[Start of section]
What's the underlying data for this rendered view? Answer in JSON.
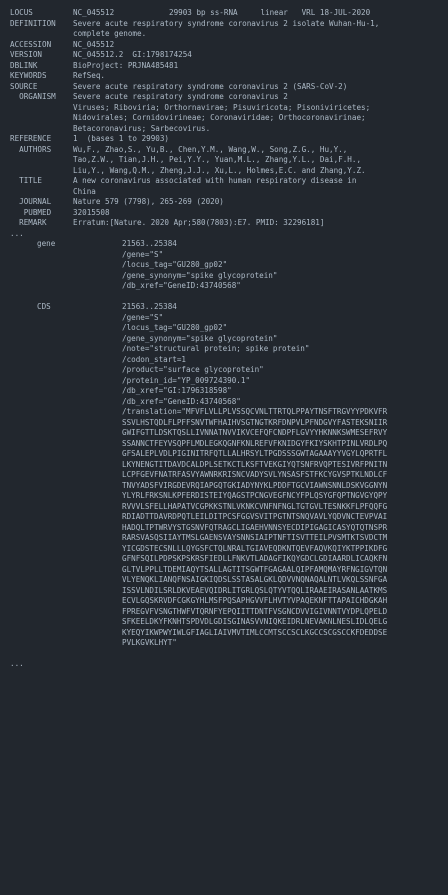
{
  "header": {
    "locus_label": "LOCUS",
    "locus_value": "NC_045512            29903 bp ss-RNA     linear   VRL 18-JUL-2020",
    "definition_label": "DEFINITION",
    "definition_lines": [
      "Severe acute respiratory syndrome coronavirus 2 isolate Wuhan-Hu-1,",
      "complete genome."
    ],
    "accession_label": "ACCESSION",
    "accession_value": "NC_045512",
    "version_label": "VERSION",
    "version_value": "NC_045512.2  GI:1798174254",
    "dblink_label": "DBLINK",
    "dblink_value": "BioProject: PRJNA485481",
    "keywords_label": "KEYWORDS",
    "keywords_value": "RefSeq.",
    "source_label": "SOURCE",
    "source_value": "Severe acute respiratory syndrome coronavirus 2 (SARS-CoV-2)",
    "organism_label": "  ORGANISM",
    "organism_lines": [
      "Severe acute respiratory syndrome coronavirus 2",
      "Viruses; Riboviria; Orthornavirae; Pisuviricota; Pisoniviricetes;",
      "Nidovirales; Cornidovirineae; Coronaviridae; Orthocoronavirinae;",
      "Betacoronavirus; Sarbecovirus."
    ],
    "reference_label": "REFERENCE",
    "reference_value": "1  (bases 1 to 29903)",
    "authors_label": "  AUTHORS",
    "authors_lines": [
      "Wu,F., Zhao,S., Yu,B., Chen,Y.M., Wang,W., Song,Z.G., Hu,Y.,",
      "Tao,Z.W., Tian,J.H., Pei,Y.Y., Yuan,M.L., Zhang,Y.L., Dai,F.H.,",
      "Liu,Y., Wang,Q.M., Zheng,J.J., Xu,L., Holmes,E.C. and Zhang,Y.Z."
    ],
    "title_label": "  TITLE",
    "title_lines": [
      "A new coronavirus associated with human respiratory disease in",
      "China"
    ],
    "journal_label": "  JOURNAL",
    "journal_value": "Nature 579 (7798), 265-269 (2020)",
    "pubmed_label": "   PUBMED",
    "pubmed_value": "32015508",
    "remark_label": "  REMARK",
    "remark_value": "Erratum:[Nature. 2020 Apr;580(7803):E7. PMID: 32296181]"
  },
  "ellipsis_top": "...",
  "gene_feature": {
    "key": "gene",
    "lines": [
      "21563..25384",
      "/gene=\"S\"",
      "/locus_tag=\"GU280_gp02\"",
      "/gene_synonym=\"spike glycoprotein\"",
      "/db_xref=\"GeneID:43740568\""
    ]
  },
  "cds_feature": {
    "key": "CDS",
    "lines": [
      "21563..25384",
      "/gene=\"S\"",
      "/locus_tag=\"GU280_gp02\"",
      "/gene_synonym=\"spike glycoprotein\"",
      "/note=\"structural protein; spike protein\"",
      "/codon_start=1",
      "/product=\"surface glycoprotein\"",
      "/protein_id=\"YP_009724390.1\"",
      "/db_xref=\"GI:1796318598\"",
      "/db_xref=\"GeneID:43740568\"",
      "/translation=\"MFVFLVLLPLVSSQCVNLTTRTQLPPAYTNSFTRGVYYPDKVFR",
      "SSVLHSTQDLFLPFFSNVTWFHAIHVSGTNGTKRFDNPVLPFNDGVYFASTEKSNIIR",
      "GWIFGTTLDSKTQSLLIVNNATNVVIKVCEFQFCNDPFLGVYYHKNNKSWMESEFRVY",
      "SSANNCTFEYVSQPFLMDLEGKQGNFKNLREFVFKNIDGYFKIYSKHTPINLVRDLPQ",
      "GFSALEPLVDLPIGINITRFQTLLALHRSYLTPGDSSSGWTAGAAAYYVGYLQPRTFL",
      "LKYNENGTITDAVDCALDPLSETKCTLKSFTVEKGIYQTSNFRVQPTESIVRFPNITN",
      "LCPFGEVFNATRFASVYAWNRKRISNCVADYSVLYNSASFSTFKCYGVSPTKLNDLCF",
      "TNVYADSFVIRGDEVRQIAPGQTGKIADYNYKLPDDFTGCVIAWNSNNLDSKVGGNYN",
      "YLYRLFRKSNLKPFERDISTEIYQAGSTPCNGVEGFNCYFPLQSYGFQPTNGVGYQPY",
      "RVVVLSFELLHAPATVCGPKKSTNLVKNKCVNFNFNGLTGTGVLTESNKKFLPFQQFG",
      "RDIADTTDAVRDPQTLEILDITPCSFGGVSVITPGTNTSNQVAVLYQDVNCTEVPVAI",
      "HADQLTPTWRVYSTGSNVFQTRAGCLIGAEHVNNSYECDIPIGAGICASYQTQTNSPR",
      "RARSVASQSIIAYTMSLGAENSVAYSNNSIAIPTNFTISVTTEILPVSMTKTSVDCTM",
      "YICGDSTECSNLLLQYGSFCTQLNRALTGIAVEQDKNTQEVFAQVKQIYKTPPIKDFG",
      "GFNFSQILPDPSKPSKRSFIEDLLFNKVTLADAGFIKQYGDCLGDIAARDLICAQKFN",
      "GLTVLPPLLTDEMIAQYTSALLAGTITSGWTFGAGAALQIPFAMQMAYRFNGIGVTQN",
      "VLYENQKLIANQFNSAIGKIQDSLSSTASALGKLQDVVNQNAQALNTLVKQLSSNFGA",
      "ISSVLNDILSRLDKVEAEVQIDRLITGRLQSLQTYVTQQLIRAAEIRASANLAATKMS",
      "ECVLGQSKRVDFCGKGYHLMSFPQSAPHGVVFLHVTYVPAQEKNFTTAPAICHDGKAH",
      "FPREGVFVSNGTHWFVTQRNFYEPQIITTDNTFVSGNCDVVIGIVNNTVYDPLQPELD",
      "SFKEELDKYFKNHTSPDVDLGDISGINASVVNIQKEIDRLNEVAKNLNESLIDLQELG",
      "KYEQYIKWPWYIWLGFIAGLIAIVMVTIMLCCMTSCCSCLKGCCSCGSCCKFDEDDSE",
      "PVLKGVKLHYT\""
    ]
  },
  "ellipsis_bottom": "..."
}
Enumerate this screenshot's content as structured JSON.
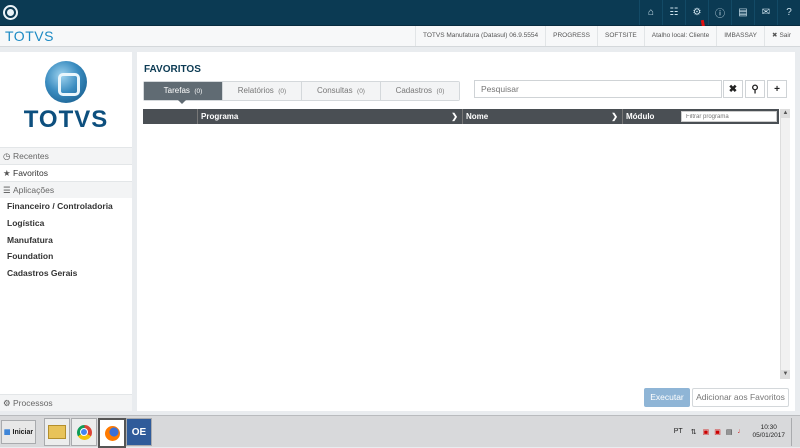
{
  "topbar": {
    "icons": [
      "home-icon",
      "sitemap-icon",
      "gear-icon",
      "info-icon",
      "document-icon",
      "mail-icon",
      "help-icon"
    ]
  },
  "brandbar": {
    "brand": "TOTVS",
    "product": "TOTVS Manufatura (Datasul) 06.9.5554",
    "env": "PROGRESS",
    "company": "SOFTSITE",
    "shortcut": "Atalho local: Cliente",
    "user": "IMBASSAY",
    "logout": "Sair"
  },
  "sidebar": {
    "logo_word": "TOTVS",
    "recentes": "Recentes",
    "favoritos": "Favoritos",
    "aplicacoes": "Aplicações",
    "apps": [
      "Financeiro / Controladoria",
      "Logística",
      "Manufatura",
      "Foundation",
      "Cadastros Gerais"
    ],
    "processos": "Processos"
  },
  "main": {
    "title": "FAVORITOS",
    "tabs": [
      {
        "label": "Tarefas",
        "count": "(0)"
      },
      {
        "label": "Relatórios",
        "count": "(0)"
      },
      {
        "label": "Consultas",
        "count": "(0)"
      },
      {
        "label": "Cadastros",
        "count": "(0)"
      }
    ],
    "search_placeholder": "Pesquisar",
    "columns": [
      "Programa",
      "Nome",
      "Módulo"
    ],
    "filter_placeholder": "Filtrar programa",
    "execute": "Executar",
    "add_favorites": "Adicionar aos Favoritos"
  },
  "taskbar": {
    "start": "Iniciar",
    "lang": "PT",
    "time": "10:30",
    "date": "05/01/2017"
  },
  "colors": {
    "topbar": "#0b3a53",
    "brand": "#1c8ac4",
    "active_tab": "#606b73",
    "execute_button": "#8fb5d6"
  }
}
[End of section]
▶ WHAT TO PRODUCE
Once the pictures are set aside, output all of the data above verbatim.

▶ RESPONSE BOX
What's the underlying data for this rendered view? Answer in JSON.
{
  "header": {
    "locus_label": "LOCUS",
    "locus_value": "NC_045512            29903 bp ss-RNA     linear   VRL 18-JUL-2020",
    "definition_label": "DEFINITION",
    "definition_lines": [
      "Severe acute respiratory syndrome coronavirus 2 isolate Wuhan-Hu-1,",
      "complete genome."
    ],
    "accession_label": "ACCESSION",
    "accession_value": "NC_045512",
    "version_label": "VERSION",
    "version_value": "NC_045512.2  GI:1798174254",
    "dblink_label": "DBLINK",
    "dblink_value": "BioProject: PRJNA485481",
    "keywords_label": "KEYWORDS",
    "keywords_value": "RefSeq.",
    "source_label": "SOURCE",
    "source_value": "Severe acute respiratory syndrome coronavirus 2 (SARS-CoV-2)",
    "organism_label": "  ORGANISM",
    "organism_lines": [
      "Severe acute respiratory syndrome coronavirus 2",
      "Viruses; Riboviria; Orthornavirae; Pisuviricota; Pisoniviricetes;",
      "Nidovirales; Cornidovirineae; Coronaviridae; Orthocoronavirinae;",
      "Betacoronavirus; Sarbecovirus."
    ],
    "reference_label": "REFERENCE",
    "reference_value": "1  (bases 1 to 29903)",
    "authors_label": "  AUTHORS",
    "authors_lines": [
      "Wu,F., Zhao,S., Yu,B., Chen,Y.M., Wang,W., Song,Z.G., Hu,Y.,",
      "Tao,Z.W., Tian,J.H., Pei,Y.Y., Yuan,M.L., Zhang,Y.L., Dai,F.H.,",
      "Liu,Y., Wang,Q.M., Zheng,J.J., Xu,L., Holmes,E.C. and Zhang,Y.Z."
    ],
    "title_label": "  TITLE",
    "title_lines": [
      "A new coronavirus associated with human respiratory disease in",
      "China"
    ],
    "journal_label": "  JOURNAL",
    "journal_value": "Nature 579 (7798), 265-269 (2020)",
    "pubmed_label": "   PUBMED",
    "pubmed_value": "32015508",
    "remark_label": "  REMARK",
    "remark_value": "Erratum:[Nature. 2020 Apr;580(7803):E7. PMID: 32296181]"
  },
  "ellipsis_top": "...",
  "gene_feature": {
    "key": "gene",
    "lines": [
      "21563..25384",
      "/gene=\"S\"",
      "/locus_tag=\"GU280_gp02\"",
      "/gene_synonym=\"spike glycoprotein\"",
      "/db_xref=\"GeneID:43740568\""
    ]
  },
  "cds_feature": {
    "key": "CDS",
    "lines": [
      "21563..25384",
      "/gene=\"S\"",
      "/locus_tag=\"GU280_gp02\"",
      "/gene_synonym=\"spike glycoprotein\"",
      "/note=\"structural protein; spike protein\"",
      "/codon_start=1",
      "/product=\"surface glycoprotein\"",
      "/protein_id=\"YP_009724390.1\"",
      "/db_xref=\"GI:1796318598\"",
      "/db_xref=\"GeneID:43740568\"",
      "/translation=\"MFVFLVLLPLVSSQCVNLTTRTQLPPAYTNSFTRGVYYPDKVFR",
      "SSVLHSTQDLFLPFFSNVTWFHAIHVSGTNGTKRFDNPVLPFNDGVYFASTEKSNIIR",
      "GWIFGTTLDSKTQSLLIVNNATNVVIKVCEFQFCNDPFLGVYYHKNNKSWMESEFRVY",
      "SSANNCTFEYVSQPFLMDLEGKQGNFKNLREFVFKNIDGYFKIYSKHTPINLVRDLPQ",
      "GFSALEPLVDLPIGINITRFQTLLALHRSYLTPGDSSSGWTAGAAAYYVGYLQPRTFL",
      "LKYNENGTITDAVDCALDPLSETKCTLKSFTVEKGIYQTSNFRVQPTESIVRFPNITN",
      "LCPFGEVFNATRFASVYAWNRKRISNCVADYSVLYNSASFSTFKCYGVSPTKLNDLCF",
      "TNVYADSFVIRGDEVRQIAPGQTGKIADYNYKLPDDFTGCVIAWNSNNLDSKVGGNYN",
      "YLYRLFRKSNLKPFERDISTEIYQAGSTPCNGVEGFNCYFPLQSYGFQPTNGVGYQPY",
      "RVVVLSFELLHAPATVCGPKKSTNLVKNKCVNFNFNGLTGTGVLTESNKKFLPFQQFG",
      "RDIADTTDAVRDPQTLEILDITPCSFGGVSVITPGTNTSNQVAVLYQDVNCTEVPVAI",
      "HADQLTPTWRVYSTGSNVFQTRAGCLIGAEHVNNSYECDIPIGAGICASYQTQTNSPR",
      "RARSVASQSIIAYTMSLGAENSVAYSNNSIAIPTNFTISVTTEILPVSMTKTSVDCTM",
      "YICGDSTECSNLLLQYGSFCTQLNRALTGIAVEQDKNTQEVFAQVKQIYKTPPIKDFG",
      "GFNFSQILPDPSKPSKRSFIEDLLFNKVTLADAGFIKQYGDCLGDIAARDLICAQKFN",
      "GLTVLPPLLTDEMIAQYTSALLAGTITSGWTFGAGAALQIPFAMQMAYRFNGIGVTQN",
      "VLYENQKLIANQFNSAIGKIQDSLSSTASALGKLQDVVNQNAQALNTLVKQLSSNFGA",
      "ISSVLNDILSRLDKVEAEVQIDRLITGRLQSLQTYVTQQLIRAAEIRASANLAATKMS",
      "ECVLGQSKRVDFCGKGYHLMSFPQSAPHGVVFLHVTYVPAQEKNFTTAPAICHDGKAH",
      "FPREGVFVSNGTHWFVTQRNFYEPQIITTDNTFVSGNCDVVIGIVNNTVYDPLQPELD",
      "SFKEELDKYFKNHTSPDVDLGDISGINASVVNIQKEIDRLNEVAKNLNESLIDLQELG",
      "KYEQYIKWPWYIWLGFIAGLIAIVMVTIMLCCMTSCCSCLKGCCSCGSCCKFDEDDSE",
      "PVLKGVKLHYT\""
    ]
  },
  "ellipsis_bottom": "..."
}
Enumerate this screenshot's content as structured JSON.
{
  "topbar": {
    "icons": [
      "home-icon",
      "sitemap-icon",
      "gear-icon",
      "info-icon",
      "document-icon",
      "mail-icon",
      "help-icon"
    ]
  },
  "brandbar": {
    "brand": "TOTVS",
    "product": "TOTVS Manufatura (Datasul) 06.9.5554",
    "env": "PROGRESS",
    "company": "SOFTSITE",
    "shortcut": "Atalho local: Cliente",
    "user": "IMBASSAY",
    "logout": "Sair"
  },
  "sidebar": {
    "logo_word": "TOTVS",
    "recentes": "Recentes",
    "favoritos": "Favoritos",
    "aplicacoes": "Aplicações",
    "apps": [
      "Financeiro / Controladoria",
      "Logística",
      "Manufatura",
      "Foundation",
      "Cadastros Gerais"
    ],
    "processos": "Processos"
  },
  "main": {
    "title": "FAVORITOS",
    "tabs": [
      {
        "label": "Tarefas",
        "count": "(0)"
      },
      {
        "label": "Relatórios",
        "count": "(0)"
      },
      {
        "label": "Consultas",
        "count": "(0)"
      },
      {
        "label": "Cadastros",
        "count": "(0)"
      }
    ],
    "search_placeholder": "Pesquisar",
    "columns": [
      "Programa",
      "Nome",
      "Módulo"
    ],
    "filter_placeholder": "Filtrar programa",
    "execute": "Executar",
    "add_favorites": "Adicionar aos Favoritos"
  },
  "taskbar": {
    "start": "Iniciar",
    "lang": "PT",
    "time": "10:30",
    "date": "05/01/2017"
  },
  "colors": {
    "topbar": "#0b3a53",
    "brand": "#1c8ac4",
    "active_tab": "#606b73",
    "execute_button": "#8fb5d6"
  }
}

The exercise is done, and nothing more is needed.